_What is expected_
Work out the number of lines containing "title". Give that number alone.

_Available data_
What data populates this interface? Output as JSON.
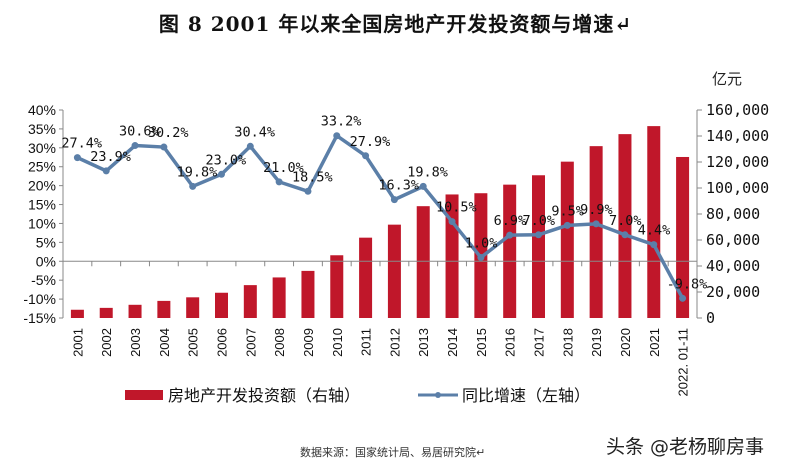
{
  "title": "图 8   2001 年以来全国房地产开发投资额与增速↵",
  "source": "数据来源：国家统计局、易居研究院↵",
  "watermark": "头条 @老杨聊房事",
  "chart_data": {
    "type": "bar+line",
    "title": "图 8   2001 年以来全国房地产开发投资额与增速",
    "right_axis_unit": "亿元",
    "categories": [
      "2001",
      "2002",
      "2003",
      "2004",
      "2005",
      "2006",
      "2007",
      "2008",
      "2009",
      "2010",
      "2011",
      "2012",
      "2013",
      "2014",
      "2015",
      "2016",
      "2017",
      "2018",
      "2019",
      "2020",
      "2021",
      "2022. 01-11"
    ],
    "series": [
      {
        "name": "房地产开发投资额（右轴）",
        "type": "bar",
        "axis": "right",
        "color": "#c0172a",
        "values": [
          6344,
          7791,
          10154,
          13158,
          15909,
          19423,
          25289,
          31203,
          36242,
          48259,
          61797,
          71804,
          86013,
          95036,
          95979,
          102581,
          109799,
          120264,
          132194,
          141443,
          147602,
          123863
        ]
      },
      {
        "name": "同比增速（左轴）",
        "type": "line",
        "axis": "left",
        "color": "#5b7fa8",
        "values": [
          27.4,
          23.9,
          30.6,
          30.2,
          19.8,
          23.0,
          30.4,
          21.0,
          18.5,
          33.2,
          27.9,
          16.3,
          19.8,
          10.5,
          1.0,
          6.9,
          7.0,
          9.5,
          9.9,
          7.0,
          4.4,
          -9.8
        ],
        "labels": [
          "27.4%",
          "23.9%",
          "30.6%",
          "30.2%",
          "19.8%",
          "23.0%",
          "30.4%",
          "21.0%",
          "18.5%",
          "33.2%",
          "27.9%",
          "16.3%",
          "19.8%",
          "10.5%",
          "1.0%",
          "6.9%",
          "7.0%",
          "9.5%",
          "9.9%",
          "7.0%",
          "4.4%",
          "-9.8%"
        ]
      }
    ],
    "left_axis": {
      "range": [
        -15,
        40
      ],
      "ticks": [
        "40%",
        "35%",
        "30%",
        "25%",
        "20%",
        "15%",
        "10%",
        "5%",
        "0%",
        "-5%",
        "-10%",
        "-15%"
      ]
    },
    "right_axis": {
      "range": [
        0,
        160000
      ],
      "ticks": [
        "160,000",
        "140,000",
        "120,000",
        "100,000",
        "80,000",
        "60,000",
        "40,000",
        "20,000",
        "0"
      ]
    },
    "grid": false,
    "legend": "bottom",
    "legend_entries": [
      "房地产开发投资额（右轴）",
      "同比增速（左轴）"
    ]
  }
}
---
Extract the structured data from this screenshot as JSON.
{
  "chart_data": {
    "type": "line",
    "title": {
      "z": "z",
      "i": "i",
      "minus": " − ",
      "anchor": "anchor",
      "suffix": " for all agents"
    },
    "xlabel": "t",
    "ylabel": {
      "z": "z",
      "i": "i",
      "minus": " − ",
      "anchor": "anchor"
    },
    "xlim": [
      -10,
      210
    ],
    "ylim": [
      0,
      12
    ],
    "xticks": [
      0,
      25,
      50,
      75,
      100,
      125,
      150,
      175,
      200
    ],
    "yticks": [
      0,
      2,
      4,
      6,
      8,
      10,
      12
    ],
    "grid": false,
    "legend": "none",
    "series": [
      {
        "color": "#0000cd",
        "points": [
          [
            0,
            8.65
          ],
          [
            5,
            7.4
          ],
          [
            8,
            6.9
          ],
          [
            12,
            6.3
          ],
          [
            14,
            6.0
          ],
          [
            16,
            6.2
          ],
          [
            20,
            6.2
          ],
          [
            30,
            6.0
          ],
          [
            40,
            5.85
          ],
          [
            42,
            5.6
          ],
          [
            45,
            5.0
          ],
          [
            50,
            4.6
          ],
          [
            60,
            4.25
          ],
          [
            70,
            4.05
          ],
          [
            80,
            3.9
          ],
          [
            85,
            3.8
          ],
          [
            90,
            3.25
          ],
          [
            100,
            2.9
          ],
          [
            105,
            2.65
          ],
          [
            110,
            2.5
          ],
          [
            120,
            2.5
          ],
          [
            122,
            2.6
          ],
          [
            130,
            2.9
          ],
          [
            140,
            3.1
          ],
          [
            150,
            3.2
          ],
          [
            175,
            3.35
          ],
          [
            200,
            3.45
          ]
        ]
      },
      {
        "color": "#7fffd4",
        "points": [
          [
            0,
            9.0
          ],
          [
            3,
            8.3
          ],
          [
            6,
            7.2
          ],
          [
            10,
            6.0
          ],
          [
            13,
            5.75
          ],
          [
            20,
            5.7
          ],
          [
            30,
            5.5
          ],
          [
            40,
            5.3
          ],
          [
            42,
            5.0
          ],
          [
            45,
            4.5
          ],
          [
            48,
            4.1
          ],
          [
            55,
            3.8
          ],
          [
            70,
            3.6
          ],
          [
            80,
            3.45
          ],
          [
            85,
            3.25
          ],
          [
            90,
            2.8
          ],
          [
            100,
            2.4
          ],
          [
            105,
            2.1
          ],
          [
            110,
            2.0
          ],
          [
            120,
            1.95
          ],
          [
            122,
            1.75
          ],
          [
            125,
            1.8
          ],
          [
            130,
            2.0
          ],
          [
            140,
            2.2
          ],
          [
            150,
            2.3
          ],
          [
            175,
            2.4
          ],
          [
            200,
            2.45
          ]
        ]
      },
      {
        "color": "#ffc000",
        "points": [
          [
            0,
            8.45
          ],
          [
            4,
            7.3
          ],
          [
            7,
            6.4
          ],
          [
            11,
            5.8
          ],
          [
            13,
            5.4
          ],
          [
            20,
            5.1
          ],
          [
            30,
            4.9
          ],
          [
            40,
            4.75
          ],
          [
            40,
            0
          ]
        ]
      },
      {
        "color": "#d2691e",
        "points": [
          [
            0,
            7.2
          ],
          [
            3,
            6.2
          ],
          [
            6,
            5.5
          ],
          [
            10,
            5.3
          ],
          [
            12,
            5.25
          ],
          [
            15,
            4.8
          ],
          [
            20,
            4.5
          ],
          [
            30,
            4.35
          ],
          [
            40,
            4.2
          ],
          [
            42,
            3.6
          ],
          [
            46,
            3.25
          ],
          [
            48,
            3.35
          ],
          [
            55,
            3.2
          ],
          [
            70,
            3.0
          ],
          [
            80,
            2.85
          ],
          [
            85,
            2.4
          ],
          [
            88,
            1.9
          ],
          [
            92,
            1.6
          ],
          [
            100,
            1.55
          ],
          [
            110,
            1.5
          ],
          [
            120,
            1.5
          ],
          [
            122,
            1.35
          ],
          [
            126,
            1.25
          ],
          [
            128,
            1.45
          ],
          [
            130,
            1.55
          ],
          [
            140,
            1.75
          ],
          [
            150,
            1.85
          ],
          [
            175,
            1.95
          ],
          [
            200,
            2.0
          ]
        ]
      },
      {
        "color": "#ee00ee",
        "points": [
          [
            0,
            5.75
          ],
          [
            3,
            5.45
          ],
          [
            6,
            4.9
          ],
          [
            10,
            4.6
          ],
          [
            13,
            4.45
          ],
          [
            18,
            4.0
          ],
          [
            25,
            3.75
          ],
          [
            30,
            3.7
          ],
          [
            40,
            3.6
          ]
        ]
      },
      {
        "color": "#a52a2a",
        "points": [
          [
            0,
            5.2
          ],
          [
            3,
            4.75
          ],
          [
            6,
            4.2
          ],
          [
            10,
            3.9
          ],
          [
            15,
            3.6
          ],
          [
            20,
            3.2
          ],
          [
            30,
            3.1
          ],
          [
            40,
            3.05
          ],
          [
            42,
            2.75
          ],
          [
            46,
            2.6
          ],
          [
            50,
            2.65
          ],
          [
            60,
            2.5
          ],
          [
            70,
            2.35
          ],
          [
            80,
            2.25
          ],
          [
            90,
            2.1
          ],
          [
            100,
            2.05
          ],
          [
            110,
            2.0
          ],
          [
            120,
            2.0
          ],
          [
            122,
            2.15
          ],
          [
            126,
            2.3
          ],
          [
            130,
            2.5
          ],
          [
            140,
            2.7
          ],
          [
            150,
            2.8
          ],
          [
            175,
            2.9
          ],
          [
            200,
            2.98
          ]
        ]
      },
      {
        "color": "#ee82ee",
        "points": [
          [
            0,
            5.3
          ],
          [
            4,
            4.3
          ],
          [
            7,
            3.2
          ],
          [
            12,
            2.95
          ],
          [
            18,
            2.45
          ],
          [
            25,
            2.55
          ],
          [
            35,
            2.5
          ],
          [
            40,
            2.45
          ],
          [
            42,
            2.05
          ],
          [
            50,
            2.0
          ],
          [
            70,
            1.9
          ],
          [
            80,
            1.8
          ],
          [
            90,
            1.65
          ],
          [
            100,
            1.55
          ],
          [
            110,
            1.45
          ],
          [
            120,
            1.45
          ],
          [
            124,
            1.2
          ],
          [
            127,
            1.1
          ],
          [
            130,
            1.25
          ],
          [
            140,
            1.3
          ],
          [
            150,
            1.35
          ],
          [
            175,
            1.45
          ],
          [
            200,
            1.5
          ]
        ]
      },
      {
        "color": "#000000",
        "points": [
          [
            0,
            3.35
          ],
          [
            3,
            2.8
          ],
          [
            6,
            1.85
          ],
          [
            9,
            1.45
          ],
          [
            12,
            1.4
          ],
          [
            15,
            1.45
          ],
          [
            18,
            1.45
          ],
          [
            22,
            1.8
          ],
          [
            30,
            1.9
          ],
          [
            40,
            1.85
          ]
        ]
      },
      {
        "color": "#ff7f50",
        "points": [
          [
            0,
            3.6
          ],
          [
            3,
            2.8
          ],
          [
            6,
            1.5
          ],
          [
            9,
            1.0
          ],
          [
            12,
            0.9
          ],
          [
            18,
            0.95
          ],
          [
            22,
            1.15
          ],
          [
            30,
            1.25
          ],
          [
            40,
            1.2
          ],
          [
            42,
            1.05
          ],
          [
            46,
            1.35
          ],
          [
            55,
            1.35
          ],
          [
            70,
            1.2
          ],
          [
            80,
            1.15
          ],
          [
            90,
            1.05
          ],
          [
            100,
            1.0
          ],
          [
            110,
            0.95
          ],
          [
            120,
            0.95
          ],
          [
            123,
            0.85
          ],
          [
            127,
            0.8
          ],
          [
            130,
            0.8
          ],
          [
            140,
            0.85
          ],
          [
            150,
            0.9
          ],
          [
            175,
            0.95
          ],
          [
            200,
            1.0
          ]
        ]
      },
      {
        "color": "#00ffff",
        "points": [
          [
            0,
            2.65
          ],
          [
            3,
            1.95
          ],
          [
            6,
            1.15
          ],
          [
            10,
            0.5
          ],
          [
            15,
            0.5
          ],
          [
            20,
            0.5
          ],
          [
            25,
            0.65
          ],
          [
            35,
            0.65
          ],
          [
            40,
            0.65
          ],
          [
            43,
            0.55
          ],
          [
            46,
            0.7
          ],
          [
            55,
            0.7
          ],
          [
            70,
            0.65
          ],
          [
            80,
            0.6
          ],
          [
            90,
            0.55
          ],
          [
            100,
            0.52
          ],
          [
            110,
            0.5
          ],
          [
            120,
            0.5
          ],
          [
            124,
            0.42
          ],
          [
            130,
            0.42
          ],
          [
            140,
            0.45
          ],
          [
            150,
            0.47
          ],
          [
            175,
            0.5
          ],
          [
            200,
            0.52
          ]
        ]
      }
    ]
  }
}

_Problem solution_
3